WHAT YOU ARE ASKED TO DO -
Rewrite the rows from the first line through the line containing "block-label: What is", swapping "block-label" for "node-label" and changing nothing else.

DATA TO USE -
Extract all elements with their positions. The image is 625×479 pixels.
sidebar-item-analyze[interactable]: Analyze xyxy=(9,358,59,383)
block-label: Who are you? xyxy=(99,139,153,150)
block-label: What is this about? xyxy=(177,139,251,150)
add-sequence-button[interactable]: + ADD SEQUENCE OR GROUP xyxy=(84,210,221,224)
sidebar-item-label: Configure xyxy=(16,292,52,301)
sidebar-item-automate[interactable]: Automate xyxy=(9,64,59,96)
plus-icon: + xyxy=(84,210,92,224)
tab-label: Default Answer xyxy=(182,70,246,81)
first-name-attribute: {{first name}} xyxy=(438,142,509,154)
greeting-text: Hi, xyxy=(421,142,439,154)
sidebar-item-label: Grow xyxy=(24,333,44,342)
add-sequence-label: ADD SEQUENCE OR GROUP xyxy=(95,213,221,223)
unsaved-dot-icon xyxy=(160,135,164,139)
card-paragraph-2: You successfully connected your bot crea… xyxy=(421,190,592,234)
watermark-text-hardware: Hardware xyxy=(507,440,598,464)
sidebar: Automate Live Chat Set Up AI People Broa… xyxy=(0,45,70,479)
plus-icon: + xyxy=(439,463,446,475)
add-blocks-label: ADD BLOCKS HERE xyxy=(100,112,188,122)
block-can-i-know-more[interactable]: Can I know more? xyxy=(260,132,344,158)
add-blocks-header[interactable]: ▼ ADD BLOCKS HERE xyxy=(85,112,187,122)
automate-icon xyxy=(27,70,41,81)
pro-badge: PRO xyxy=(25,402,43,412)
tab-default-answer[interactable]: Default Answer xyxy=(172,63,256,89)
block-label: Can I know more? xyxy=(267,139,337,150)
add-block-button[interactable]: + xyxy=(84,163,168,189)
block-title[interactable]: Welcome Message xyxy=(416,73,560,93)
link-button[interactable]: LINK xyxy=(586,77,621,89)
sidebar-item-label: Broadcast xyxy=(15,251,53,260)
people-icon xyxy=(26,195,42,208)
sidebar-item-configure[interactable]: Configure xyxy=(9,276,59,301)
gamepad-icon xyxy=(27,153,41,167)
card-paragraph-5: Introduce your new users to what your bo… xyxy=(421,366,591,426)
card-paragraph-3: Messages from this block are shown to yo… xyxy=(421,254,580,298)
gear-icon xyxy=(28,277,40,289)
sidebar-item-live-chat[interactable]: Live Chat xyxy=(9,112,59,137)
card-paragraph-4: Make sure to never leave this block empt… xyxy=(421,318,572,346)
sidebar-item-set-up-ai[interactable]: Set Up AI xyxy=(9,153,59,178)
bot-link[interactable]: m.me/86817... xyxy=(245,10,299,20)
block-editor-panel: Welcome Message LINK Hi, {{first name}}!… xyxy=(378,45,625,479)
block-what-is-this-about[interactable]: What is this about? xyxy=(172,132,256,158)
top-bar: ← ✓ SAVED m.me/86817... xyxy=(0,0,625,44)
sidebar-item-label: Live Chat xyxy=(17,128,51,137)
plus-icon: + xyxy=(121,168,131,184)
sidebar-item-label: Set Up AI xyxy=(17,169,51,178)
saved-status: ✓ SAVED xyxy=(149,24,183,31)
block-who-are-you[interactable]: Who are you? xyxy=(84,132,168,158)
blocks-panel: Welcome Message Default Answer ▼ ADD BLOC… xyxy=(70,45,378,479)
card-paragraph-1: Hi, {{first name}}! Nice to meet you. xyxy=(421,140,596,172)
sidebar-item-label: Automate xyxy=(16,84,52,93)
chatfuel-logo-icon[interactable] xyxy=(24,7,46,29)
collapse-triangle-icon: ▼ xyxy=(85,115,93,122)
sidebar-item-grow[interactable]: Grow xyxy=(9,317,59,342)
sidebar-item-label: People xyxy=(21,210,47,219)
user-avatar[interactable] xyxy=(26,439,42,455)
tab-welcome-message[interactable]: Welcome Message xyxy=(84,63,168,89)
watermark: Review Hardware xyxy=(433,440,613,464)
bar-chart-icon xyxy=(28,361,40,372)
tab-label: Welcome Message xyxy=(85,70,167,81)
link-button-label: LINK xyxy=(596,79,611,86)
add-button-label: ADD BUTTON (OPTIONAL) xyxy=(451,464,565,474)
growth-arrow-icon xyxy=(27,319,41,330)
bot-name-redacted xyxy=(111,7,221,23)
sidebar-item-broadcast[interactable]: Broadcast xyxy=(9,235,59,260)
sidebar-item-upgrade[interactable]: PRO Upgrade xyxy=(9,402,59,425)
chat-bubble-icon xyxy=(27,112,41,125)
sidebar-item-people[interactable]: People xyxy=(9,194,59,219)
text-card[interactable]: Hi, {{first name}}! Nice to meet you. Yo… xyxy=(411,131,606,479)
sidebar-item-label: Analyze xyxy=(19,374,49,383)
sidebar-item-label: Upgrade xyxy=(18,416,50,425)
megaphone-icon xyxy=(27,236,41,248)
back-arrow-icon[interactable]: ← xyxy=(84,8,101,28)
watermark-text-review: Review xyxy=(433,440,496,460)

ANSWER TO THE EXERCISE -
Extract all elements with their positions. The image is 625×479 pixels.
sidebar-item-analyze[interactable]: Analyze xyxy=(9,358,59,383)
node-label: Who are you? xyxy=(99,139,153,150)
node-label: What is this about? xyxy=(177,139,251,150)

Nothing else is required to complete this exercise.